--- EXERCISE MATERIAL ---

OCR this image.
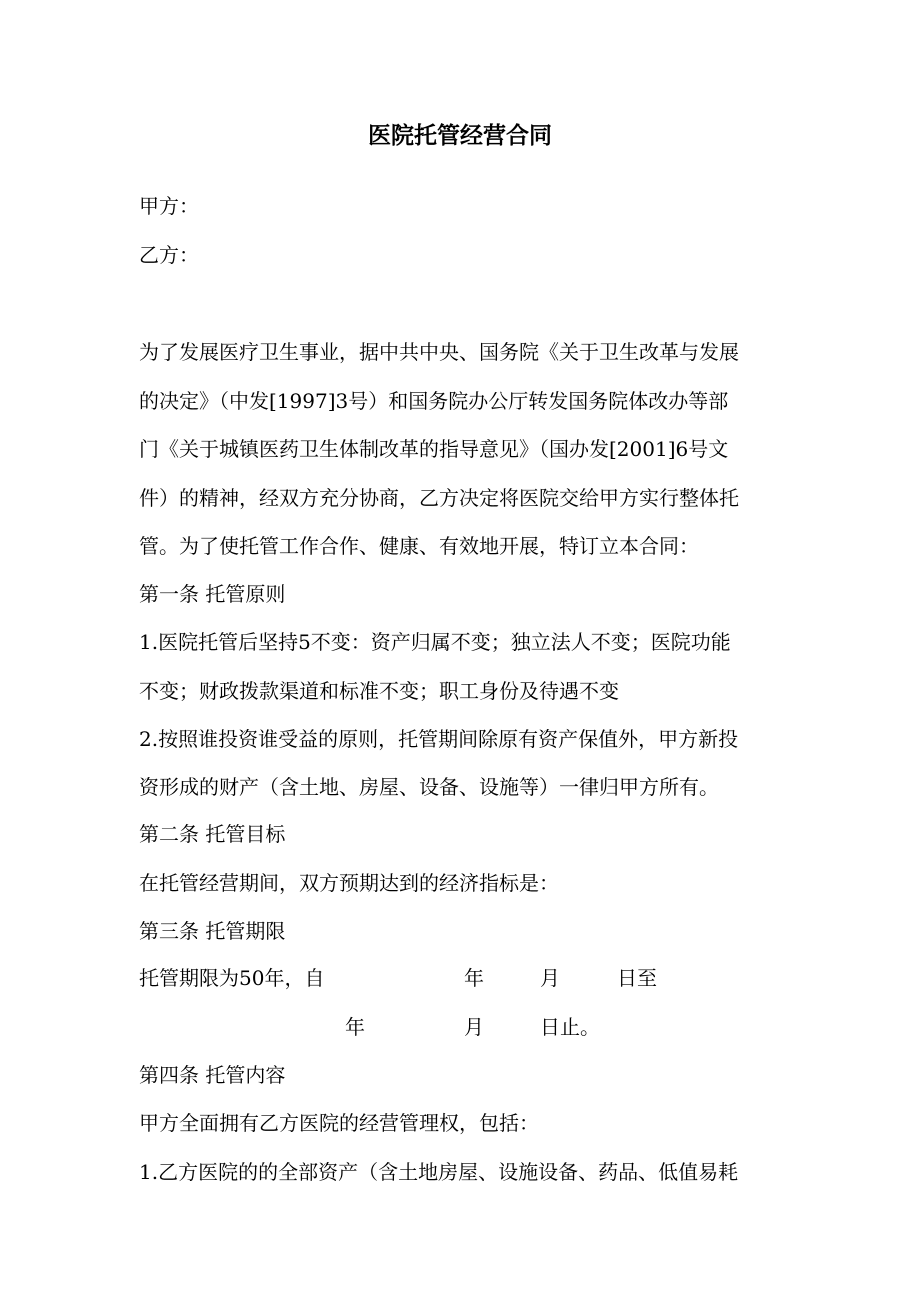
医院托管经营合同
甲方：
乙方：
为了发展医疗卫生事业，据中共中央、国务院《关于卫生改革与发展
的决定》（中发[1997]3号）和国务院办公厅转发国务院体改办等部
门《关于城镇医药卫生体制改革的指导意见》（国办发[2001]6号文
件）的精神，经双方充分协商，乙方决定将医院交给甲方实行整体托
管。为了使托管工作合作、健康、有效地开展，特订立本合同：
第一条 托管原则
1.医院托管后坚持5不变：资产归属不变；独立法人不变；医院功能
不变；财政拨款渠道和标准不变；职工身份及待遇不变
2.按照谁投资谁受益的原则，托管期间除原有资产保值外，甲方新投
资形成的财产（含土地、房屋、设备、设施等）一律归甲方所有。
第二条 托管目标
在托管经营期间，双方预期达到的经济指标是：
第三条 托管期限
托管期限为50年，自	年	月	日至
年	月	日止。
第四条 托管内容
甲方全面拥有乙方医院的经营管理权，包括：
1.乙方医院的的全部资产（含土地房屋、设施设备、药品、低值易耗
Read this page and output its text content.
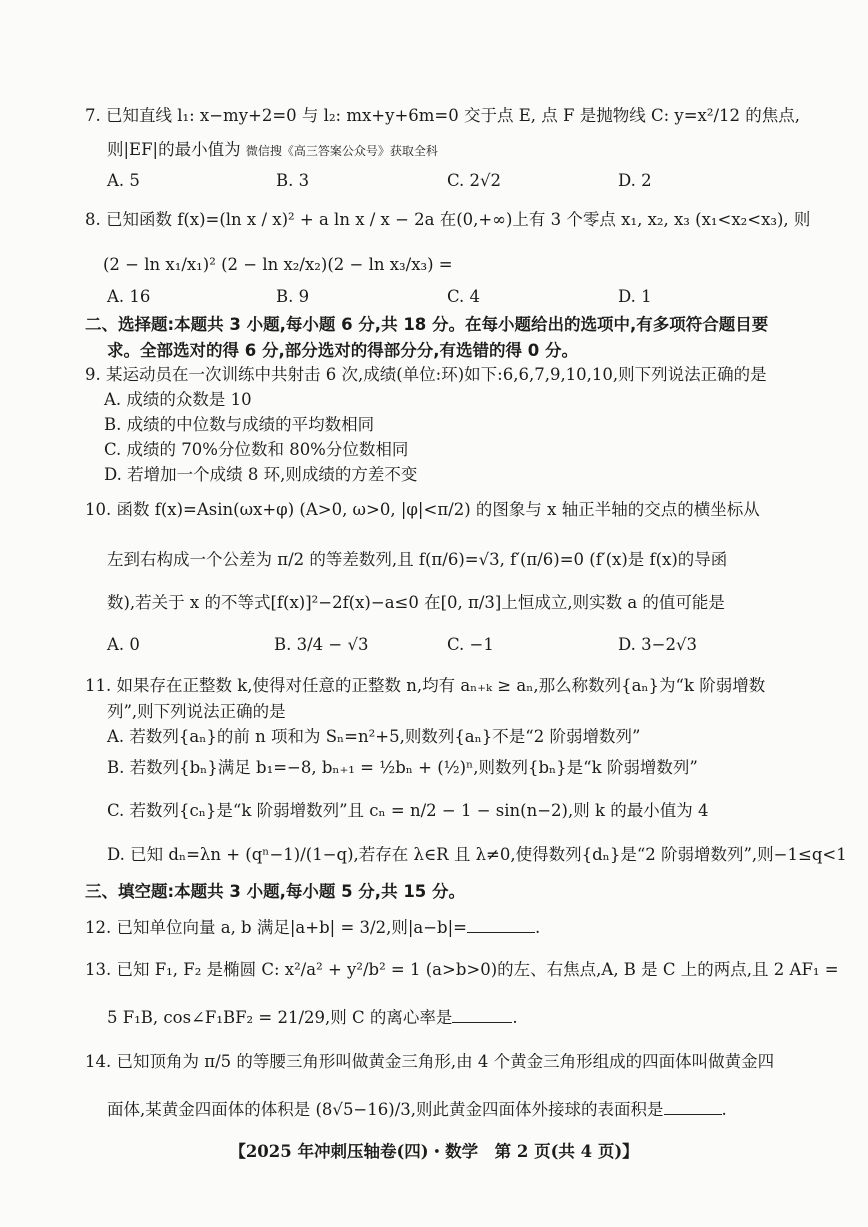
7. 已知直线 l₁: x−my+2=0 与 l₂: mx+y+6m=0 交于点 E, 点 F 是抛物线 C: y=x²/12 的焦点,
则|EF|的最小值为 微信搜《高三答案公众号》获取全科
A. 5	B. 3	C. 2√2	D. 2
8. 已知函数 f(x)=(ln x / x)² + a ln x / x − 2a 在(0,+∞)上有 3 个零点 x₁, x₂, x₃ (x₁<x₂<x₃), 则
(2 − ln x₁/x₁)² (2 − ln x₂/x₂)(2 − ln x₃/x₃) =
A. 16	B. 9	C. 4	D. 1
二、选择题:本题共 3 小题,每小题 6 分,共 18 分。在每小题给出的选项中,有多项符合题目要
求。全部选对的得 6 分,部分选对的得部分分,有选错的得 0 分。
9. 某运动员在一次训练中共射击 6 次,成绩(单位:环)如下:6,6,7,9,10,10,则下列说法正确的是
A. 成绩的众数是 10
B. 成绩的中位数与成绩的平均数相同
C. 成绩的 70%分位数和 80%分位数相同
D. 若增加一个成绩 8 环,则成绩的方差不变
10. 函数 f(x)=Asin(ωx+φ) (A>0, ω>0, |φ|<π/2) 的图象与 x 轴正半轴的交点的横坐标从
左到右构成一个公差为 π/2 的等差数列,且 f(π/6)=√3, f′(π/6)=0 (f′(x)是 f(x)的导函
数),若关于 x 的不等式[f(x)]²−2f(x)−a≤0 在[0, π/3]上恒成立,则实数 a 的值可能是
A. 0	B. 3/4 − √3	C. −1	D. 3−2√3
11. 如果存在正整数 k,使得对任意的正整数 n,均有 aₙ₊ₖ ≥ aₙ,那么称数列{aₙ}为“k 阶弱增数
列”,则下列说法正确的是
A. 若数列{aₙ}的前 n 项和为 Sₙ=n²+5,则数列{aₙ}不是“2 阶弱增数列”
B. 若数列{bₙ}满足 b₁=−8, bₙ₊₁ = ½bₙ + (½)ⁿ,则数列{bₙ}是“k 阶弱增数列”
C. 若数列{cₙ}是“k 阶弱增数列”且 cₙ = n/2 − 1 − sin(n−2),则 k 的最小值为 4
D. 已知 dₙ=λn + (qⁿ−1)/(1−q),若存在 λ∈R 且 λ≠0,使得数列{dₙ}是“2 阶弱增数列”,则−1≤q<1
三、填空题:本题共 3 小题,每小题 5 分,共 15 分。
12. 已知单位向量 a, b 满足|a+b| = 3/2,则|a−b|=	.
13. 已知 F₁, F₂ 是椭圆 C: x²/a² + y²/b² = 1 (a>b>0)的左、右焦点,A, B 是 C 上的两点,且 2 AF₁ =
5 F₁B, cos∠F₁BF₂ = 21/29,则 C 的离心率是	.
14. 已知顶角为 π/5 的等腰三角形叫做黄金三角形,由 4 个黄金三角形组成的四面体叫做黄金四
面体,某黄金四面体的体积是 (8√5−16)/3,则此黄金四面体外接球的表面积是	.
【2025 年冲刺压轴卷(四)・数学　第 2 页(共 4 页)】
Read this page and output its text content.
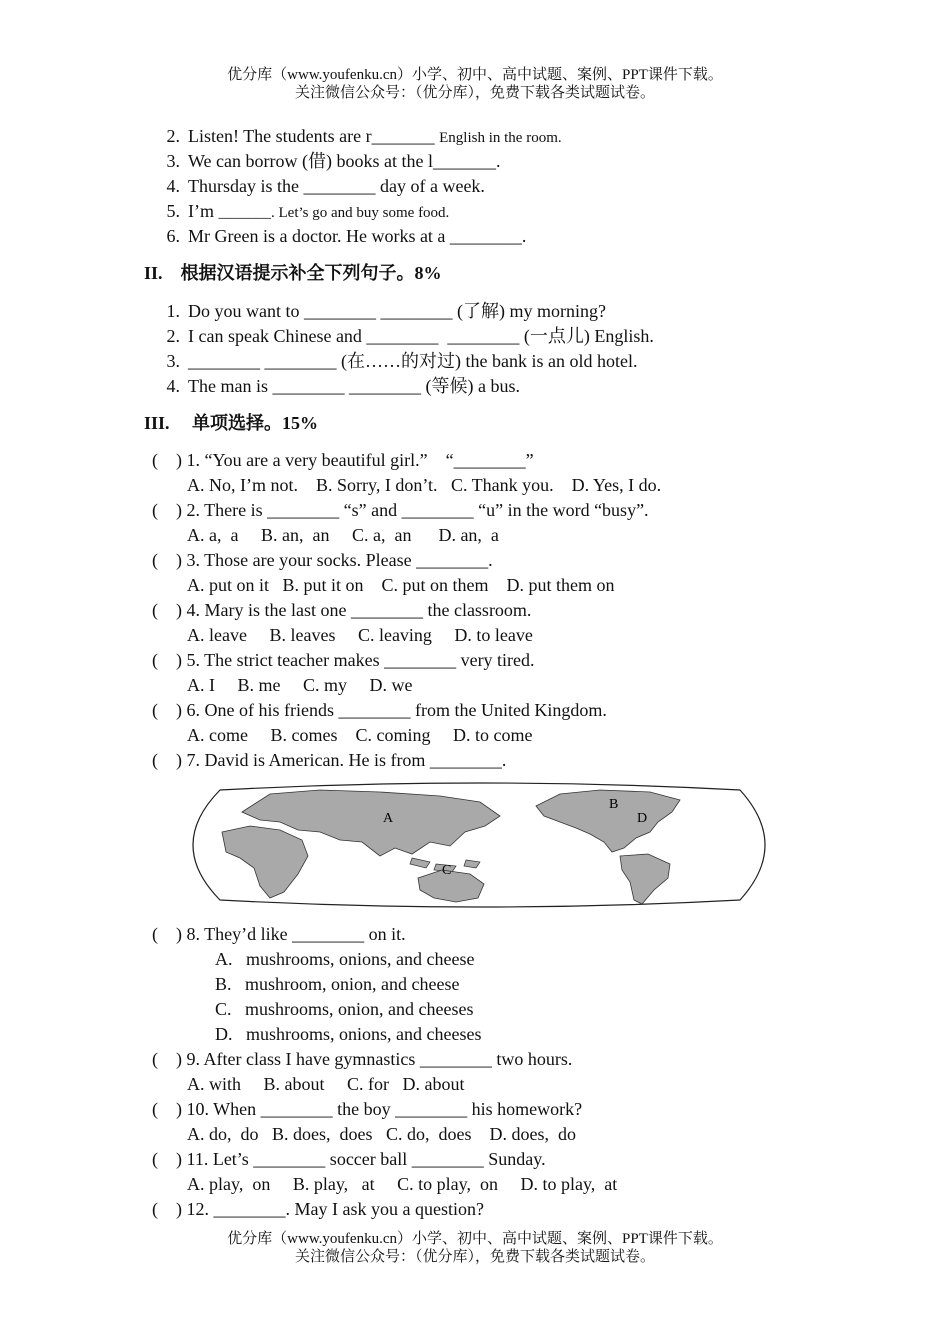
优分库（www.youfenku.cn）小学、初中、高中试题、案例、PPT课件下载。
关注微信公众号：（优分库），免费下载各类试题试卷。
2. Listen! The students are r_______ English in the room.
3. We can borrow (借) books at the l_______.
4. Thursday is the ________ day of a week.
5. I’m _______. Let’s go and buy some food.
6. Mr Green is a doctor. He works at a ________.
II.    根据汉语提示补全下列句子。8%
1. Do you want to ________ ________ (了解) my morning?
2. I can speak Chinese and ________  ________ (一点儿) English.
3. ________ ________ (在……的对过) the bank is an old hotel.
4. The man is ________ ________ (等候) a bus.
III.     单项选择。15%
(    ) 1. “You are a very beautiful girl.”    “________”
A. No, I’m not.    B. Sorry, I don’t.   C. Thank you.    D. Yes, I do.
(    ) 2. There is ________ “s” and ________ “u” in the word “busy”.
A. a,  a     B. an,  an     C. a,  an      D. an,  a
(    ) 3. Those are your socks. Please ________.
A. put on it   B. put it on    C. put on them    D. put them on
(    ) 4. Mary is the last one ________ the classroom.
A. leave     B. leaves     C. leaving     D. to leave
(    ) 5. The strict teacher makes ________ very tired.
A. I     B. me     C. my     D. we
(    ) 6. One of his friends ________ from the United Kingdom.
A. come     B. comes    C. coming     D. to come
(    ) 7. David is American. He is from ________.
A
B
C
D
(    ) 8. They’d like ________ on it.
A.   mushrooms, onions, and cheese
B.   mushroom, onion, and cheese
C.   mushrooms, onion, and cheeses
D.   mushrooms, onions, and cheeses
(    ) 9. After class I have gymnastics ________ two hours.
A. with     B. about     C. for   D. about
(    ) 10. When ________ the boy ________ his homework?
A. do,  do   B. does,  does   C. do,  does    D. does,  do
(    ) 11. Let’s ________ soccer ball ________ Sunday.
A. play,  on     B. play,   at     C. to play,  on     D. to play,  at
(    ) 12. ________. May I ask you a question?
优分库（www.youfenku.cn）小学、初中、高中试题、案例、PPT课件下载。
关注微信公众号：（优分库），免费下载各类试题试卷。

---

* _PROMPT_
Leave the images out, please, and restate each line word for word.

* _RESPONSE BELOW_
OCR this image.
医院托管经营合同
甲方：
乙方：
为了发展医疗卫生事业，据中共中央、国务院《关于卫生改革与发展
的决定》（中发[1997]3号）和国务院办公厅转发国务院体改办等部
门《关于城镇医药卫生体制改革的指导意见》（国办发[2001]6号文
件）的精神，经双方充分协商，乙方决定将医院交给甲方实行整体托
管。为了使托管工作合作、健康、有效地开展，特订立本合同：
第一条 托管原则
1.医院托管后坚持5不变：资产归属不变；独立法人不变；医院功能
不变；财政拨款渠道和标准不变；职工身份及待遇不变
2.按照谁投资谁受益的原则，托管期间除原有资产保值外，甲方新投
资形成的财产（含土地、房屋、设备、设施等）一律归甲方所有。
第二条 托管目标
在托管经营期间，双方预期达到的经济指标是：
第三条 托管期限
托管期限为50年，自	年	月	日至
年	月	日止。
第四条 托管内容
甲方全面拥有乙方医院的经营管理权，包括：
1.乙方医院的的全部资产（含土地房屋、设施设备、药品、低值易耗
Read this page and output its text content.
7. 已知直线 l₁: x−my+2=0 与 l₂: mx+y+6m=0 交于点 E, 点 F 是抛物线 C: y=x²/12 的焦点,
则|EF|的最小值为 微信搜《高三答案公众号》获取全科
A. 5	B. 3	C. 2√2	D. 2
8. 已知函数 f(x)=(ln x / x)² + a ln x / x − 2a 在(0,+∞)上有 3 个零点 x₁, x₂, x₃ (x₁<x₂<x₃), 则
(2 − ln x₁/x₁)² (2 − ln x₂/x₂)(2 − ln x₃/x₃) =
A. 16	B. 9	C. 4	D. 1
二、选择题:本题共 3 小题,每小题 6 分,共 18 分。在每小题给出的选项中,有多项符合题目要
求。全部选对的得 6 分,部分选对的得部分分,有选错的得 0 分。
9. 某运动员在一次训练中共射击 6 次,成绩(单位:环)如下:6,6,7,9,10,10,则下列说法正确的是
A. 成绩的众数是 10
B. 成绩的中位数与成绩的平均数相同
C. 成绩的 70%分位数和 80%分位数相同
D. 若增加一个成绩 8 环,则成绩的方差不变
10. 函数 f(x)=Asin(ωx+φ) (A>0, ω>0, |φ|<π/2) 的图象与 x 轴正半轴的交点的横坐标从
左到右构成一个公差为 π/2 的等差数列,且 f(π/6)=√3, f′(π/6)=0 (f′(x)是 f(x)的导函
数),若关于 x 的不等式[f(x)]²−2f(x)−a≤0 在[0, π/3]上恒成立,则实数 a 的值可能是
A. 0	B. 3/4 − √3	C. −1	D. 3−2√3
11. 如果存在正整数 k,使得对任意的正整数 n,均有 aₙ₊ₖ ≥ aₙ,那么称数列{aₙ}为“k 阶弱增数
列”,则下列说法正确的是
A. 若数列{aₙ}的前 n 项和为 Sₙ=n²+5,则数列{aₙ}不是“2 阶弱增数列”
B. 若数列{bₙ}满足 b₁=−8, bₙ₊₁ = ½bₙ + (½)ⁿ,则数列{bₙ}是“k 阶弱增数列”
C. 若数列{cₙ}是“k 阶弱增数列”且 cₙ = n/2 − 1 − sin(n−2),则 k 的最小值为 4
D. 已知 dₙ=λn + (qⁿ−1)/(1−q),若存在 λ∈R 且 λ≠0,使得数列{dₙ}是“2 阶弱增数列”,则−1≤q<1
三、填空题:本题共 3 小题,每小题 5 分,共 15 分。
12. 已知单位向量 a, b 满足|a+b| = 3/2,则|a−b|=	.
13. 已知 F₁, F₂ 是椭圆 C: x²/a² + y²/b² = 1 (a>b>0)的左、右焦点,A, B 是 C 上的两点,且 2 AF₁ =
5 F₁B, cos∠F₁BF₂ = 21/29,则 C 的离心率是	.
14. 已知顶角为 π/5 的等腰三角形叫做黄金三角形,由 4 个黄金三角形组成的四面体叫做黄金四
面体,某黄金四面体的体积是 (8√5−16)/3,则此黄金四面体外接球的表面积是	.
【2025 年冲刺压轴卷(四)・数学　第 2 页(共 4 页)】
Read this page and output its text content.
优分库（www.youfenku.cn）小学、初中、高中试题、案例、PPT课件下载。
关注微信公众号：（优分库），免费下载各类试题试卷。
2. Listen! The students are r_______ English in the room.
3. We can borrow (借) books at the l_______.
4. Thursday is the ________ day of a week.
5. I’m _______. Let’s go and buy some food.
6. Mr Green is a doctor. He works at a ________.
II.    根据汉语提示补全下列句子。8%
1. Do you want to ________ ________ (了解) my morning?
2. I can speak Chinese and ________  ________ (一点儿) English.
3. ________ ________ (在……的对过) the bank is an old hotel.
4. The man is ________ ________ (等候) a bus.
III.     单项选择。15%
(    ) 1. “You are a very beautiful girl.”    “________”
A. No, I’m not.    B. Sorry, I don’t.   C. Thank you.    D. Yes, I do.
(    ) 2. There is ________ “s” and ________ “u” in the word “busy”.
A. a,  a     B. an,  an     C. a,  an      D. an,  a
(    ) 3. Those are your socks. Please ________.
A. put on it   B. put it on    C. put on them    D. put them on
(    ) 4. Mary is the last one ________ the classroom.
A. leave     B. leaves     C. leaving     D. to leave
(    ) 5. The strict teacher makes ________ very tired.
A. I     B. me     C. my     D. we
(    ) 6. One of his friends ________ from the United Kingdom.
A. come     B. comes    C. coming     D. to come
(    ) 7. David is American. He is from ________.
A
B
C
D
(    ) 8. They’d like ________ on it.
A.   mushrooms, onions, and cheese
B.   mushroom, onion, and cheese
C.   mushrooms, onion, and cheeses
D.   mushrooms, onions, and cheeses
(    ) 9. After class I have gymnastics ________ two hours.
A. with     B. about     C. for   D. about
(    ) 10. When ________ the boy ________ his homework?
A. do,  do   B. does,  does   C. do,  does    D. does,  do
(    ) 11. Let’s ________ soccer ball ________ Sunday.
A. play,  on     B. play,   at     C. to play,  on     D. to play,  at
(    ) 12. ________. May I ask you a question?
优分库（www.youfenku.cn）小学、初中、高中试题、案例、PPT课件下载。
关注微信公众号：（优分库），免费下载各类试题试卷。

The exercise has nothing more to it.